**SET TASK A:**
Format the rows as a Markdown table with two columns, Number and Entry. Start with the first line of the rows, continue through the line containing "cell-weight: 72.5-75kg [517,588,589,604]", include both ends, and leave out any blank lines.

***** PAGE TEXT

Unfortunately, adding lots of functions to the filtering files is slow and you will notice that the above grep took several seconds to execute. This is because each function name written into the filter file will be processed individually. The above grep produces over 300 function names. Each of those 300 names will be compared (using strcmp()) against every function name in the kernel, which is quite a lot.

[tracing]# wc -l  available_filter_functions 
24331 available_filter_functions

So the grep above caused set_ftrace_filter to generate over 300 * 24331 (7,299,300) comparisons!

Fortunately, these files also take wildcards; the following glob expressions are valid:

  • value* - Select all functions that begin with value.
  • *value* - Select all functions that contain the text value.
  • *value - Select all functions that end with value.

The kernel contains a rather simple parser, and will not process value*value in the expected way. It will ignore the second value and select all functions that start with value regardless of what it ends with. Wildcards passed to the filter files are processed directly for each available function, which is much faster than passing in individual functions in a list.

Trace functions in specific kernel module

The filters can also select only those functions that belong to a specific module by using the 'mod' command in the input to the filter file:

[tracing]# echo ':mod:tg3' > set_ftrace_filter
[tracing]# cat set_ftrace_filter |head -8
tg3_write32
tg3_read32
tg3_write_flush_reg32
tw32_mailbox_flush
tg3_write32_tx_mbox
tg3_read32_mbox_5906
tg3_write32_mbox_5906
tg3_disable_ints

This is very useful if you are debugging a single module, and only want to see the functions that belong to that module in the trace.

Trigger

In the earlier articles, enabling and disabling recording to the ring buffer was done using the tracing_on file and the tracing_on() and tracing_off() kernel functions. But if you do not want to recompile the kernel, and you want to stop the tracing at a particular function, set_ftrace_filter has a method to do so.

**********

**SET TASK B:**
Quote the complete page text on kernel function trace filters.

***** STORED ROWS

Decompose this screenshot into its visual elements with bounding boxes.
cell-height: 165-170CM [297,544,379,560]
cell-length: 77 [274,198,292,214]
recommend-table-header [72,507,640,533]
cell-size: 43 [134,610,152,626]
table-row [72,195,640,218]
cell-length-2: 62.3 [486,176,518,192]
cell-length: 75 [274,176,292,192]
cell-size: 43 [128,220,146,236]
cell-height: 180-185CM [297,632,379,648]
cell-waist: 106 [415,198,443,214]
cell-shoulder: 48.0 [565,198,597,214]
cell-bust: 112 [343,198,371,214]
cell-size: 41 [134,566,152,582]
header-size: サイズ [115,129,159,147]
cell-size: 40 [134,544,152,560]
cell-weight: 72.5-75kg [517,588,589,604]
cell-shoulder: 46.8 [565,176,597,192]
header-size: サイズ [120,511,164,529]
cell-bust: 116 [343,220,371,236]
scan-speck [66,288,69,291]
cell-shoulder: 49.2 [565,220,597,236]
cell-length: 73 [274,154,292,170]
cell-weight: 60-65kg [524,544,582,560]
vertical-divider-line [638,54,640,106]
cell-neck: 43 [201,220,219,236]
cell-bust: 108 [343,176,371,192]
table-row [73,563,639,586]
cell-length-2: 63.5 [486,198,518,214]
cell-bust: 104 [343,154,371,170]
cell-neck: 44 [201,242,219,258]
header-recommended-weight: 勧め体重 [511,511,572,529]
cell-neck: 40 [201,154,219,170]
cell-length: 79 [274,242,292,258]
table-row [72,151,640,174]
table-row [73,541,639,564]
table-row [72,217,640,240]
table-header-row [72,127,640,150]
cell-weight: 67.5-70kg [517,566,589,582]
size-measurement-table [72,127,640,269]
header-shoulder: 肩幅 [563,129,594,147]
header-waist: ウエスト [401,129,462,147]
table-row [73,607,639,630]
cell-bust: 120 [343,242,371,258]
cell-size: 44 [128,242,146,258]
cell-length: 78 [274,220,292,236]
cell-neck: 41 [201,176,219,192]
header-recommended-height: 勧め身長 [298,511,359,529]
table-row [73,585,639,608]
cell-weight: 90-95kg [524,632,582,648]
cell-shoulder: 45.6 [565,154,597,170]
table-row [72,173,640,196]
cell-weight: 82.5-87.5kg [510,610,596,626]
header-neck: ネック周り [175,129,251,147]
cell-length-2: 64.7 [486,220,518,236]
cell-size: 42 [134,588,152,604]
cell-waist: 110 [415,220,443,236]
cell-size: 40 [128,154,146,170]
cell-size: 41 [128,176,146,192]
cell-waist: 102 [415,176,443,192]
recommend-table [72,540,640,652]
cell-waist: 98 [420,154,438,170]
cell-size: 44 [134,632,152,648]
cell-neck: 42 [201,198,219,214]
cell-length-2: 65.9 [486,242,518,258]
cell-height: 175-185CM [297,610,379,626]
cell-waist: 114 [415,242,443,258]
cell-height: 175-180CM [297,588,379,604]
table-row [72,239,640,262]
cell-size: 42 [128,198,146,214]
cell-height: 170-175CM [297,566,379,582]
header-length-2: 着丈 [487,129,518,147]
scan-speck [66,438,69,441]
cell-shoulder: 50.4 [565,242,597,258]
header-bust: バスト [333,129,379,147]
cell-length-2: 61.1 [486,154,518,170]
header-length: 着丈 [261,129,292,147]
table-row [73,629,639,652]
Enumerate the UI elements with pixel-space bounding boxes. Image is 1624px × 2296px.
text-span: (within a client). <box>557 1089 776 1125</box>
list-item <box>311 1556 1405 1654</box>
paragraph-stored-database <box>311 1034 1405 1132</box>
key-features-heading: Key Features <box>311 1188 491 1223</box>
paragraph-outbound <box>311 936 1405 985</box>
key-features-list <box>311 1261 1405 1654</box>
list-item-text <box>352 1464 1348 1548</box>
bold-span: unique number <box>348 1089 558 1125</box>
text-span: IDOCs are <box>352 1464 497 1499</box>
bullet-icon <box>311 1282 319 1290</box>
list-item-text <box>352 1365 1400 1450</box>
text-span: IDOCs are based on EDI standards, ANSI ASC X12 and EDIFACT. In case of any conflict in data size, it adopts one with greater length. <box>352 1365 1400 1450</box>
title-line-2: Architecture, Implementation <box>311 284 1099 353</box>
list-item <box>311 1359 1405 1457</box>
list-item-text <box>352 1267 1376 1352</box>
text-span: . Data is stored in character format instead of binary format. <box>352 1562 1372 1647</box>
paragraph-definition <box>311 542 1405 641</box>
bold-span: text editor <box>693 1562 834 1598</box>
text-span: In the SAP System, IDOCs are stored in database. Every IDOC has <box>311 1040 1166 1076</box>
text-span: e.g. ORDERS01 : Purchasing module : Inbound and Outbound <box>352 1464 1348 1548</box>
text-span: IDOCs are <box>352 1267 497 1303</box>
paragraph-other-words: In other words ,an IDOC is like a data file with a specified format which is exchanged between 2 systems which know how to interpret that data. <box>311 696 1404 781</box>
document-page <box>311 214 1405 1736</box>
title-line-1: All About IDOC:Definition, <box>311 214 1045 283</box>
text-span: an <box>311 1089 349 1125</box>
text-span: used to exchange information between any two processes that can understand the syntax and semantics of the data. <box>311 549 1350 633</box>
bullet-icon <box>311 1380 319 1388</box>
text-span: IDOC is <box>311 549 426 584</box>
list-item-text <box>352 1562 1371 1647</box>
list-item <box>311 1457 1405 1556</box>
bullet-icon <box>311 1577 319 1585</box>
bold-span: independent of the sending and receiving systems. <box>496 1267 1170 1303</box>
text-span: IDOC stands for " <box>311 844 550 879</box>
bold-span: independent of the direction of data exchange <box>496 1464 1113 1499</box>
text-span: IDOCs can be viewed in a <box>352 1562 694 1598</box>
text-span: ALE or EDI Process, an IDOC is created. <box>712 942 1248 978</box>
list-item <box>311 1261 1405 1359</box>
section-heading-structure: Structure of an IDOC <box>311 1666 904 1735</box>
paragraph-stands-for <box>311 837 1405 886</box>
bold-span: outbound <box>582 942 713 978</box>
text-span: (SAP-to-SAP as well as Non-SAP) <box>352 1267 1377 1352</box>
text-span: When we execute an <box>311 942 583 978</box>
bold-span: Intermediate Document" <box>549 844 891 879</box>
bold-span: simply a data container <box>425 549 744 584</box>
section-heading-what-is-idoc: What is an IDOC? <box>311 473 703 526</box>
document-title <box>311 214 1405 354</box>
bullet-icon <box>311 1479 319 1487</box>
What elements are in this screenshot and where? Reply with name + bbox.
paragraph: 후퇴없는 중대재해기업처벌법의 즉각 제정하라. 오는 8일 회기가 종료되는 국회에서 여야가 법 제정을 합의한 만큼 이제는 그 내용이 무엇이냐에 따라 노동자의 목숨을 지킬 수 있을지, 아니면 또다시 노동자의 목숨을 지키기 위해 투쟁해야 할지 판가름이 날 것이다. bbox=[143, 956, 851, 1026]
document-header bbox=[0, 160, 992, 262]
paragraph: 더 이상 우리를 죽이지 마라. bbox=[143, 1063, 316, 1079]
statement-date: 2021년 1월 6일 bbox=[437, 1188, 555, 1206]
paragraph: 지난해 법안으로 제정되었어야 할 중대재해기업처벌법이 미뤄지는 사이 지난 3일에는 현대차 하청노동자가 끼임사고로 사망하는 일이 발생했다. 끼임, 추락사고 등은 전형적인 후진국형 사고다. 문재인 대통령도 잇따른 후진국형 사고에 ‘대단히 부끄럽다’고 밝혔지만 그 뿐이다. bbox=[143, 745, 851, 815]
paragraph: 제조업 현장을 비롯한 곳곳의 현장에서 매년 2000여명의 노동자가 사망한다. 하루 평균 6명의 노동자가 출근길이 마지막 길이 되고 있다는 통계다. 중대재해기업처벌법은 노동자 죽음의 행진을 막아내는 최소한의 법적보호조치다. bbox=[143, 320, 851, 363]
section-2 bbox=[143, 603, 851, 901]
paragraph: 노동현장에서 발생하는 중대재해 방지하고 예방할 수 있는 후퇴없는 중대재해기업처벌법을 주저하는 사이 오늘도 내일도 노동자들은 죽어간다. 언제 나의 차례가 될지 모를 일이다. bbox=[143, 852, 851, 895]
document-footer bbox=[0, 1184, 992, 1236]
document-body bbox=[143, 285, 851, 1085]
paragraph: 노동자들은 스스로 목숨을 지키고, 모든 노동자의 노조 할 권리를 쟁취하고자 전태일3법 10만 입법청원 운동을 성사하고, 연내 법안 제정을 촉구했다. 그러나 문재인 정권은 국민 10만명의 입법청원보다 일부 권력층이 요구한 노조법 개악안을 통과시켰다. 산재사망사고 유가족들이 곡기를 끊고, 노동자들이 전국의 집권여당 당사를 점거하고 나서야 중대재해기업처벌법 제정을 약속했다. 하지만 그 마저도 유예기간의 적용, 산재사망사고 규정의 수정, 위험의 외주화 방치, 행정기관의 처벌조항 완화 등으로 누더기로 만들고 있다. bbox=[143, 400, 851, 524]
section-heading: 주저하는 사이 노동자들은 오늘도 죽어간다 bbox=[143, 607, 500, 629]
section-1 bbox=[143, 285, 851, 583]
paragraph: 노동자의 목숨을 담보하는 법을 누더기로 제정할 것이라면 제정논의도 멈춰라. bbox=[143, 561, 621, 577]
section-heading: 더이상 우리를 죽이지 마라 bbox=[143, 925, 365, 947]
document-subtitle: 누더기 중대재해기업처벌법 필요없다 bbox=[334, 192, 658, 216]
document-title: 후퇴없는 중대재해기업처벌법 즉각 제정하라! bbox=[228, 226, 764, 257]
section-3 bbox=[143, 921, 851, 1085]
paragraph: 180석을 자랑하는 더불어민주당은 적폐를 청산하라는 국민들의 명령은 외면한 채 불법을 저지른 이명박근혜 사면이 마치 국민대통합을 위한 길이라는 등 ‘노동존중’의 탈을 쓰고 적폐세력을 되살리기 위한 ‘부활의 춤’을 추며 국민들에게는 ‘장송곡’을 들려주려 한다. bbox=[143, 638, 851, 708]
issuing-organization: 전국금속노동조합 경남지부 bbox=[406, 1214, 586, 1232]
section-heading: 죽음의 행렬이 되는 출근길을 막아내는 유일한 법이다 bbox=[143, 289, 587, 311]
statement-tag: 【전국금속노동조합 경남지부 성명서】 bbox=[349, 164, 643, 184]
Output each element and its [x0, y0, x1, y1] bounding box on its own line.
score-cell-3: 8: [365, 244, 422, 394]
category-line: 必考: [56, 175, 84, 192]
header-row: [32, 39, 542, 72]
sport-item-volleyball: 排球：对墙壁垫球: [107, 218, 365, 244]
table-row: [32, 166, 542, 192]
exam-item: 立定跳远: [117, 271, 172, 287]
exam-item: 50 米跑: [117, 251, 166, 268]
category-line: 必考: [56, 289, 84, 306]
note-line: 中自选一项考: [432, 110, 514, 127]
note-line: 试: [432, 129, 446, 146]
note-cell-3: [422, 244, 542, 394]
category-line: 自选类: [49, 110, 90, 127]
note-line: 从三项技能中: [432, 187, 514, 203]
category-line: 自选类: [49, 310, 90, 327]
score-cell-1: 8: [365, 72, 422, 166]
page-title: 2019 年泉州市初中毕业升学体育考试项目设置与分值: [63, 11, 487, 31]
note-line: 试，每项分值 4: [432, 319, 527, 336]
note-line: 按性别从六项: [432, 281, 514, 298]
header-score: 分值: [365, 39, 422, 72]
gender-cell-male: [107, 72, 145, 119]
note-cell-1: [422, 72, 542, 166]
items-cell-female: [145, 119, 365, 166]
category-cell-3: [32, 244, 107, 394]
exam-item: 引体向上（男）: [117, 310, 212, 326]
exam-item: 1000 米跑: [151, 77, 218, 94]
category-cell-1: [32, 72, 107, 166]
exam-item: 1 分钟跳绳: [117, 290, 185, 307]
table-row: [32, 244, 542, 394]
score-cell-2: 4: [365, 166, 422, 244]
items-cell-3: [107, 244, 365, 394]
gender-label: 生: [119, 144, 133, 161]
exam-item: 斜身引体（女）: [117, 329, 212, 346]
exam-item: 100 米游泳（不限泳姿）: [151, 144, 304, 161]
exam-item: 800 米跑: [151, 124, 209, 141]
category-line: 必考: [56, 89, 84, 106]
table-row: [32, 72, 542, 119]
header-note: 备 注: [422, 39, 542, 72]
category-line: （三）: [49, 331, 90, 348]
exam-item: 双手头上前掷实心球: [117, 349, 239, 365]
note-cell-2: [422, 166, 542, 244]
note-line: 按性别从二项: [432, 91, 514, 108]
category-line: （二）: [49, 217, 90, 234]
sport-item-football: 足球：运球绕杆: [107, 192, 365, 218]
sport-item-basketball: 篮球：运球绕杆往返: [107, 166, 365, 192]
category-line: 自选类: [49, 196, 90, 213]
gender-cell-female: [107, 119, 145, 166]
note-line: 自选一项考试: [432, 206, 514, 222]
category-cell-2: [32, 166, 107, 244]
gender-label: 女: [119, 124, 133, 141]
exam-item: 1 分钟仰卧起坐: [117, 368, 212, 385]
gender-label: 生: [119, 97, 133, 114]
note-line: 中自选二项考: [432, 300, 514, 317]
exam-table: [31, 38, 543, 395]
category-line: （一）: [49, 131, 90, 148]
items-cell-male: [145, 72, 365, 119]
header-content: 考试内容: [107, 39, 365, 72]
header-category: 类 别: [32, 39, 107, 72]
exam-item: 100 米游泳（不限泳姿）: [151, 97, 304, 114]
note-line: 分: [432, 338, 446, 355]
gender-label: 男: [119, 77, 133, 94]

**********

**FINAL ANSWER A:**
| Number | Entry |
|---|---|
| 1 | Decompose this screenshot into its visual elements with bounding boxes. |
| 2 | cell-height: 165-170CM [297,544,379,560] |
| 3 | cell-length: 77 [274,198,292,214] |
| 4 | recommend-table-header [72,507,640,533] |
| 5 | cell-size: 43 [134,610,152,626] |
| 6 | table-row [72,195,640,218] |
| 7 | cell-length-2: 62.3 [486,176,518,192] |
| 8 | cell-length: 75 [274,176,292,192] |
| 9 | cell-size: 43 [128,220,146,236] |
| 10 | cell-height: 180-185CM [297,632,379,648] |
| 11 | cell-waist: 106 [415,198,443,214] |
| 12 | cell-shoulder: 48.0 [565,198,597,214] |
| 13 | cell-bust: 112 [343,198,371,214] |
| 14 | cell-size: 41 [134,566,152,582] |
| 15 | header-size: サイズ [115,129,159,147] |
| 16 | cell-size: 40 [134,544,152,560] |
| 17 | cell-weight: 72.5-75kg [517,588,589,604] |

**FINAL ANSWER B:**
Unfortunately, adding lots of functions to the filtering files is slow and you will notice that the above grep took several seconds to execute. This is because each function name written into the filter file will be processed individually. The above grep produces over 300 function names. Each of those 300 names will be compared (using strcmp()) against every function name in the kernel, which is quite a lot.

[tracing]# wc -l  available_filter_functions 
24331 available_filter_functions

So the grep above caused set_ftrace_filter to generate over 300 * 24331 (7,299,300) comparisons!

Fortunately, these files also take wildcards; the following glob expressions are valid:

  • value* - Select all functions that begin with value.
  • *value* - Select all functions that contain the text value.
  • *value - Select all functions that end with value.

The kernel contains a rather simple parser, and will not process value*value in the expected way. It will ignore the second value and select all functions that start with value regardless of what it ends with. Wildcards passed to the filter files are processed directly for each available function, which is much faster than passing in individual functions in a list.

Trace functions in specific kernel module

The filters can also select only those functions that belong to a specific module by using the 'mod' command in the input to the filter file:

[tracing]# echo ':mod:tg3' > set_ftrace_filter
[tracing]# cat set_ftrace_filter |head -8
tg3_write32
tg3_read32
tg3_write_flush_reg32
tw32_mailbox_flush
tg3_write32_tx_mbox
tg3_read32_mbox_5906
tg3_write32_mbox_5906
tg3_disable_ints

This is very useful if you are debugging a single module, and only want to see the functions that belong to that module in the trace.

Trigger

In the earlier articles, enabling and disabling recording to the ring buffer was done using the tracing_on file and the tracing_on() and tracing_off() kernel functions. But if you do not want to recompile the kernel, and you want to stop the tracing at a particular function, set_ftrace_filter has a method to do so.